* [REQUIRED WORK]
Filter these entries, keeping only lines that hold the word "data".

[START MATERIAL PROVIDED]

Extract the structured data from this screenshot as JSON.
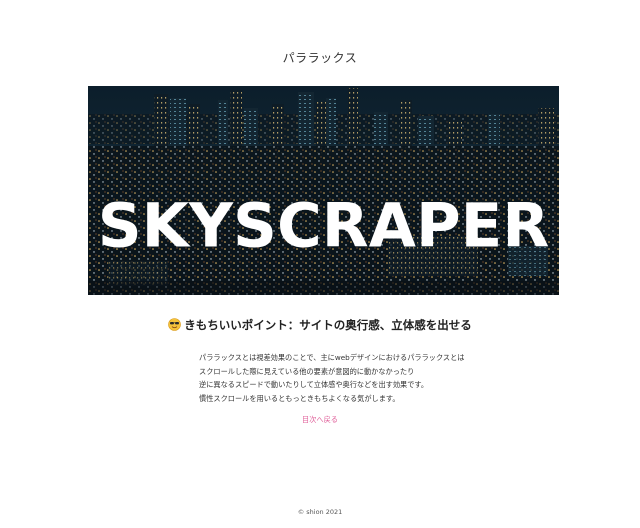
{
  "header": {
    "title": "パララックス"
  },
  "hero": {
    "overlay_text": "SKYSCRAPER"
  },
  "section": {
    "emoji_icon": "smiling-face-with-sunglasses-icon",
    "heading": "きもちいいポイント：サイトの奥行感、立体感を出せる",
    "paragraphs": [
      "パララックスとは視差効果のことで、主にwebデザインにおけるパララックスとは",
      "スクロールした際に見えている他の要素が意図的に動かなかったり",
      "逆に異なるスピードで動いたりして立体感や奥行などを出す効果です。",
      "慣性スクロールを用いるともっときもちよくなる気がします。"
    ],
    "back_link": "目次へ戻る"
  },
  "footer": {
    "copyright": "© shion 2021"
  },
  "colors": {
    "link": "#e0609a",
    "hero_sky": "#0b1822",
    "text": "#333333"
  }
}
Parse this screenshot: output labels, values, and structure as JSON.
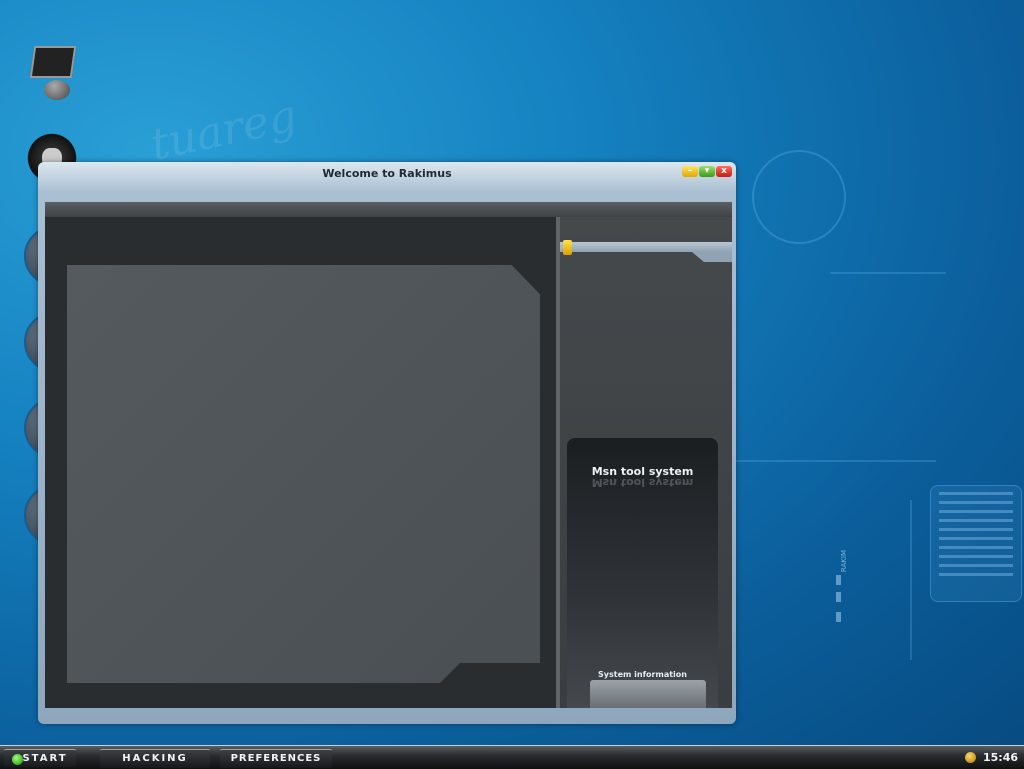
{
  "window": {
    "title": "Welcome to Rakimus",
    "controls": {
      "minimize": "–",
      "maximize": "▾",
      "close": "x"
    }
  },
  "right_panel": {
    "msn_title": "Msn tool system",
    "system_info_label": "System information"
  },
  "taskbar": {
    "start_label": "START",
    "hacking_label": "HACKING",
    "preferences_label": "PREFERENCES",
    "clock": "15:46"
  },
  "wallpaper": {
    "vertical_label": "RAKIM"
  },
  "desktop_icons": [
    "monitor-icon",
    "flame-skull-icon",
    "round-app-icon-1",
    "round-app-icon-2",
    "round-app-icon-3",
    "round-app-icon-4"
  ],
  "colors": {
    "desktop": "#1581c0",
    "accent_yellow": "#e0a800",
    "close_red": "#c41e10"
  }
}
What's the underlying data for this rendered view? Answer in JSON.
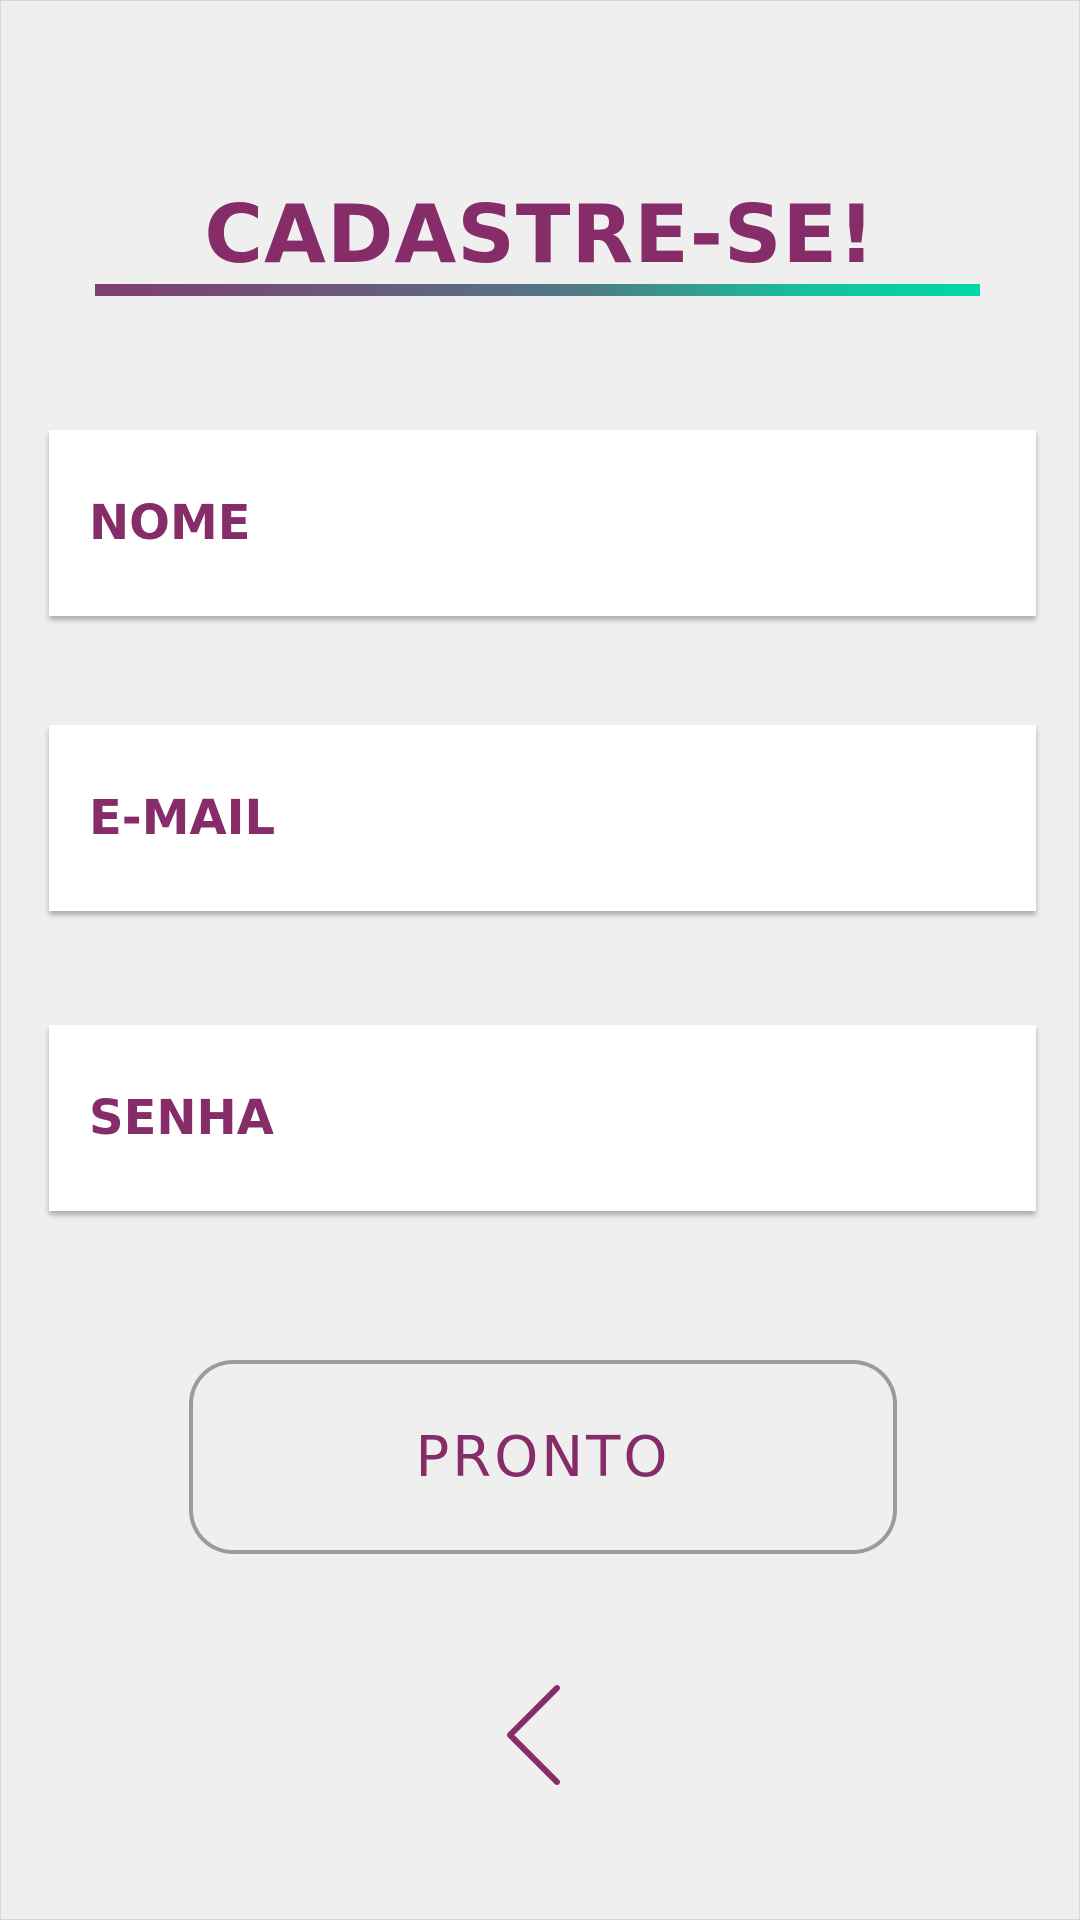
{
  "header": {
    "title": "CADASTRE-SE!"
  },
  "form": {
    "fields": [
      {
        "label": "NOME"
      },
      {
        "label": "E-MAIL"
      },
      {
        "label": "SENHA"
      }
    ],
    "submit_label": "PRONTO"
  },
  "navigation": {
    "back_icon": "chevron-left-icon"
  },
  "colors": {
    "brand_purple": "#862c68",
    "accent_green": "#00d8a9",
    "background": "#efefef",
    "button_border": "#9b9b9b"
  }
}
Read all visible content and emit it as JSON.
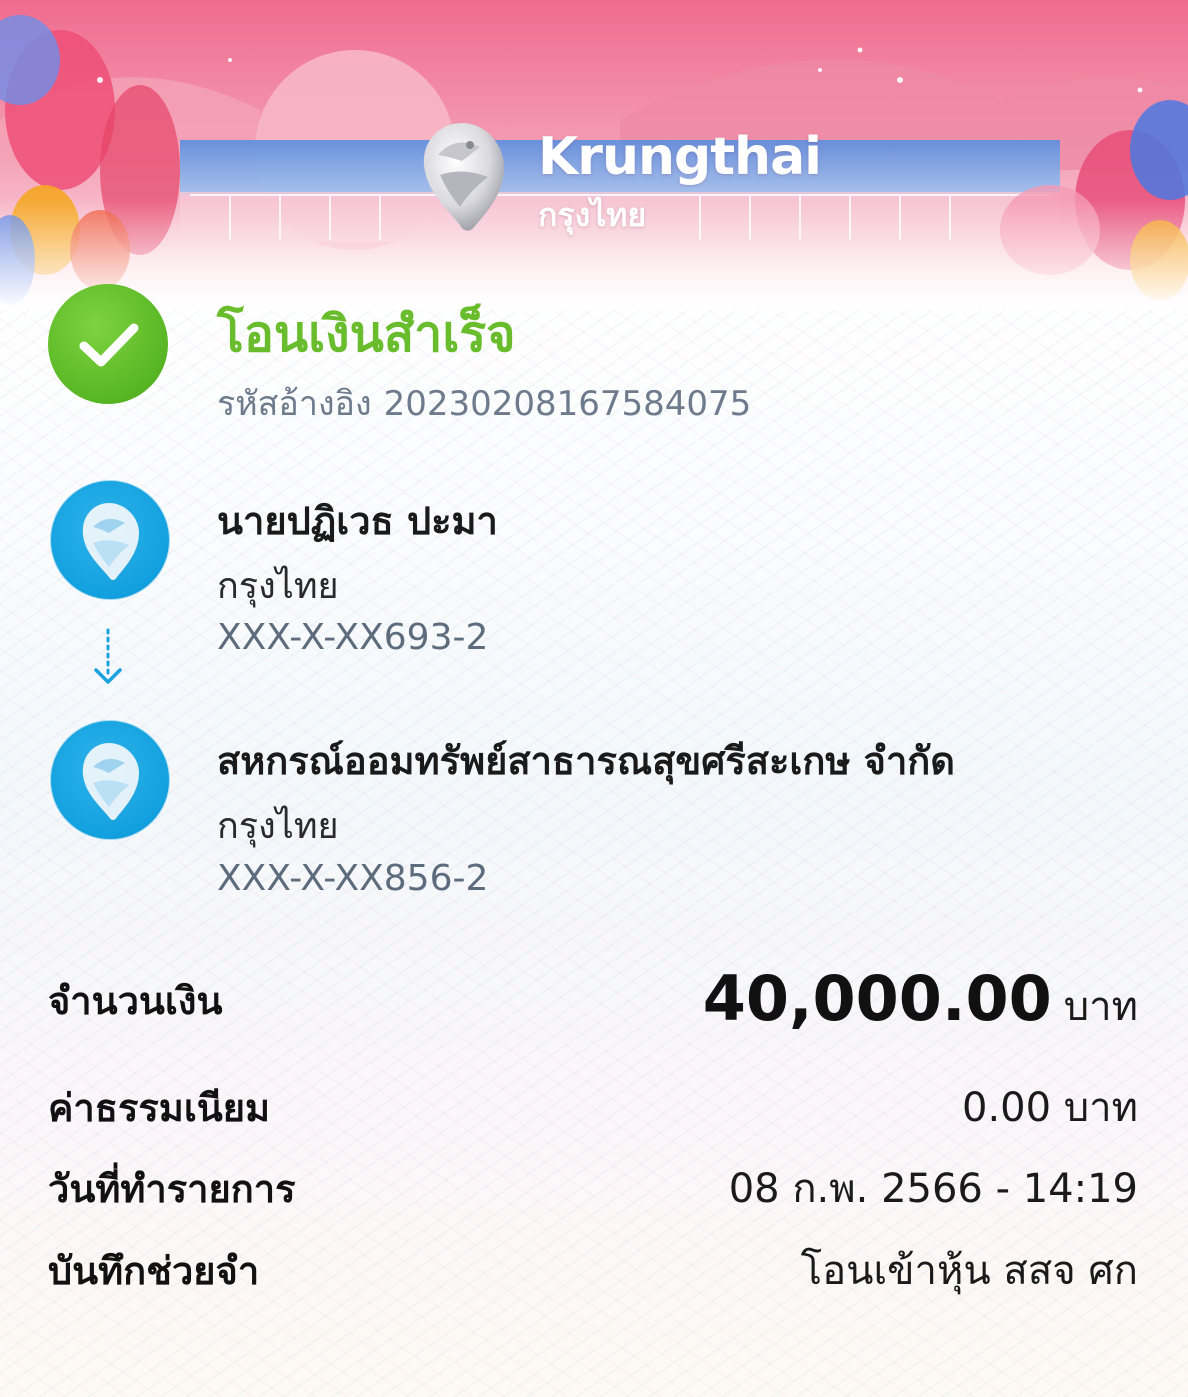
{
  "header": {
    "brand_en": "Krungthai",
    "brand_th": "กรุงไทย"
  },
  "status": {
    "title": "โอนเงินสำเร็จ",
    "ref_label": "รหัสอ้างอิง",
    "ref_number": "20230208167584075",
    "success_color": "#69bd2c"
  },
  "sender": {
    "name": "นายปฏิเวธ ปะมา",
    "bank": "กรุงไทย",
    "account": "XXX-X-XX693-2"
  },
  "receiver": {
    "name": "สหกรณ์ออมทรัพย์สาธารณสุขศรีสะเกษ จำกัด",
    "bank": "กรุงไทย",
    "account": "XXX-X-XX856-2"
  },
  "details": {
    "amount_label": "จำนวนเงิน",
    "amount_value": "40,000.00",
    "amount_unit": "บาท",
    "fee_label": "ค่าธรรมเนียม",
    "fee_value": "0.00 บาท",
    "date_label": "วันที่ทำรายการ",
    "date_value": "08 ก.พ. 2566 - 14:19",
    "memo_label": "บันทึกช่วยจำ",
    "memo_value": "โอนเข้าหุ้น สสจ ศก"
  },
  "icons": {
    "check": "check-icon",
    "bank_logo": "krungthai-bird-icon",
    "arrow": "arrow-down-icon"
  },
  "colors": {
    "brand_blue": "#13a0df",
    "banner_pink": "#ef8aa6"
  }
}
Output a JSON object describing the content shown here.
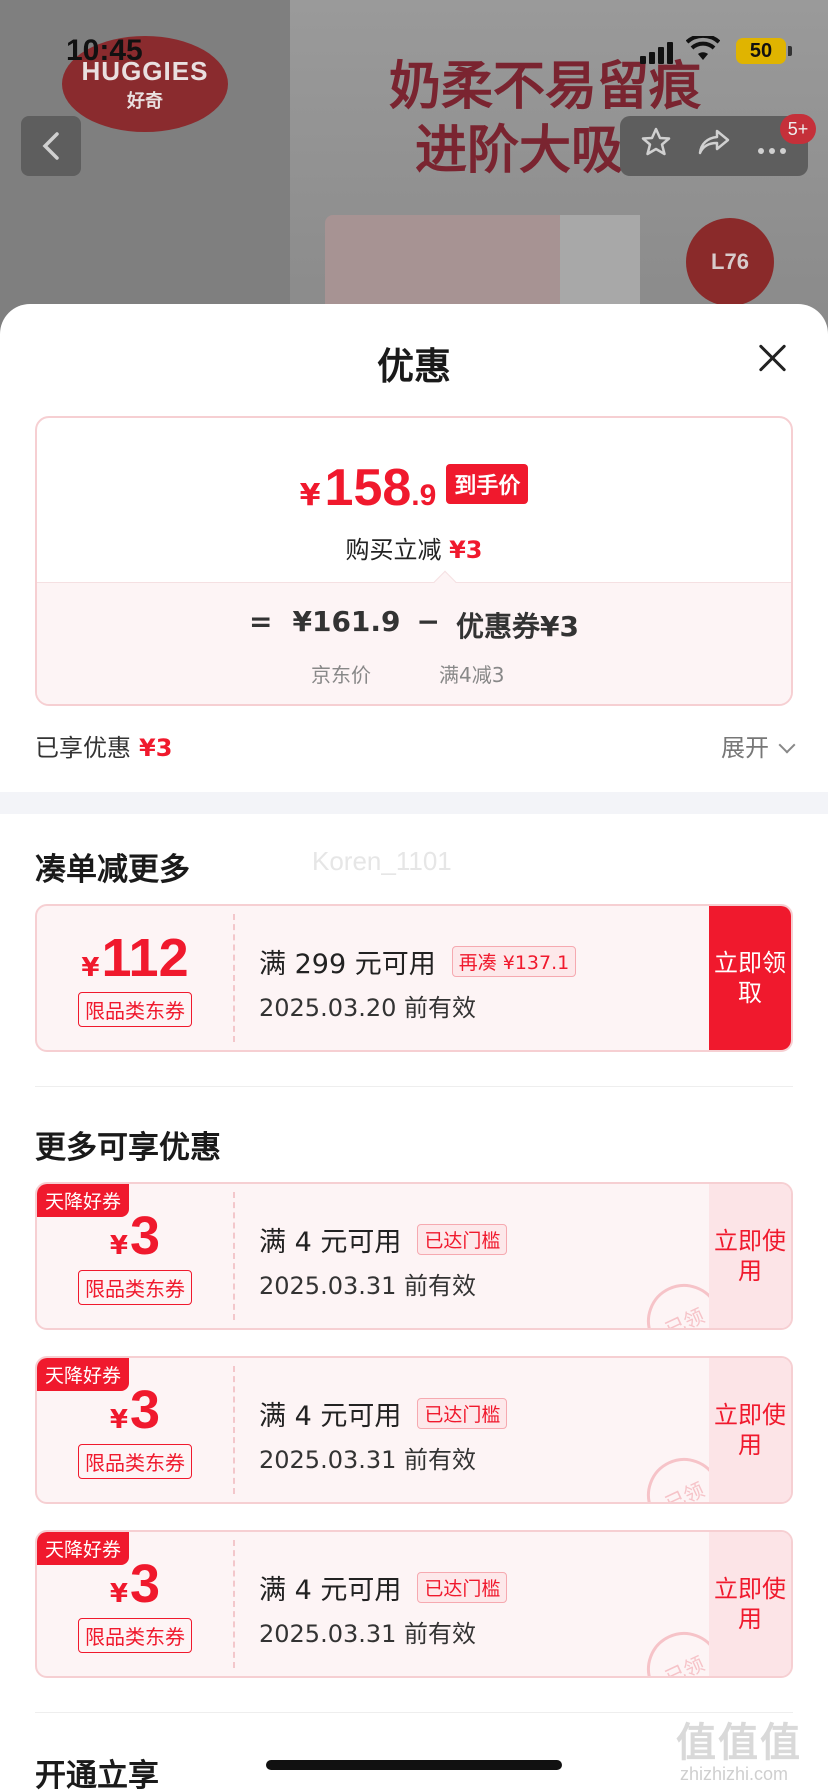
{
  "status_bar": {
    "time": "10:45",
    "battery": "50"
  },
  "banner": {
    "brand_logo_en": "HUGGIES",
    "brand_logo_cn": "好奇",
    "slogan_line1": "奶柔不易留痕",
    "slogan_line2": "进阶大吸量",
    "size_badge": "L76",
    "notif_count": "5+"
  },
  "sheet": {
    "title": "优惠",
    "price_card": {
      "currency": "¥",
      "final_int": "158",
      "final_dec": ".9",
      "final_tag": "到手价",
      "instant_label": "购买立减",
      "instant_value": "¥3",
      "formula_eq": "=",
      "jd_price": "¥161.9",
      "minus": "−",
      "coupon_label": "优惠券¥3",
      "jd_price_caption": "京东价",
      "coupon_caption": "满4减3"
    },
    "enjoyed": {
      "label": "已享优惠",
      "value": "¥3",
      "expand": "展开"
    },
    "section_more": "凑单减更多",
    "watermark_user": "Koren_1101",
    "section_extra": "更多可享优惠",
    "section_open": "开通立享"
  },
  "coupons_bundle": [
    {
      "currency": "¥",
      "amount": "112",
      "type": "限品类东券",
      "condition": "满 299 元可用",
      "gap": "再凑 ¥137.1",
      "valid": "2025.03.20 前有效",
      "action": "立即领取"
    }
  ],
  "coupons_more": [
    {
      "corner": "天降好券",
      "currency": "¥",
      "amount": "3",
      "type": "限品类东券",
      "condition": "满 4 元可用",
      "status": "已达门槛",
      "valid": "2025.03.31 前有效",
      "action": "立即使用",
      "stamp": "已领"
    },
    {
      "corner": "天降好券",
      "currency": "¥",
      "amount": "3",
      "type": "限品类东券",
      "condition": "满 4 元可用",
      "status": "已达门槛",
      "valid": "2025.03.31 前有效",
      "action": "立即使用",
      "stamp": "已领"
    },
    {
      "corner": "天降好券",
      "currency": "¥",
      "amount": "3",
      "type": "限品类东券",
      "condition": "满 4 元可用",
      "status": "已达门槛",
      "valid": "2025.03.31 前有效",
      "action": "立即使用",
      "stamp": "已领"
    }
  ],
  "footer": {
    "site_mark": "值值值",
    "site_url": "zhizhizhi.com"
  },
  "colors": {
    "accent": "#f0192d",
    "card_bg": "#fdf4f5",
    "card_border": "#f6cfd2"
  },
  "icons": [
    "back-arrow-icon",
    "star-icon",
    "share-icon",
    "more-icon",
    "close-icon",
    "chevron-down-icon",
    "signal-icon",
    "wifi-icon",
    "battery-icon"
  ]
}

[END MATERIAL PROVIDED]

* [OUTPUT OF THE TASK]
Extract the structured data from this screenshot as JSON.
What's the underlying data for this rendered view? Answer in JSON.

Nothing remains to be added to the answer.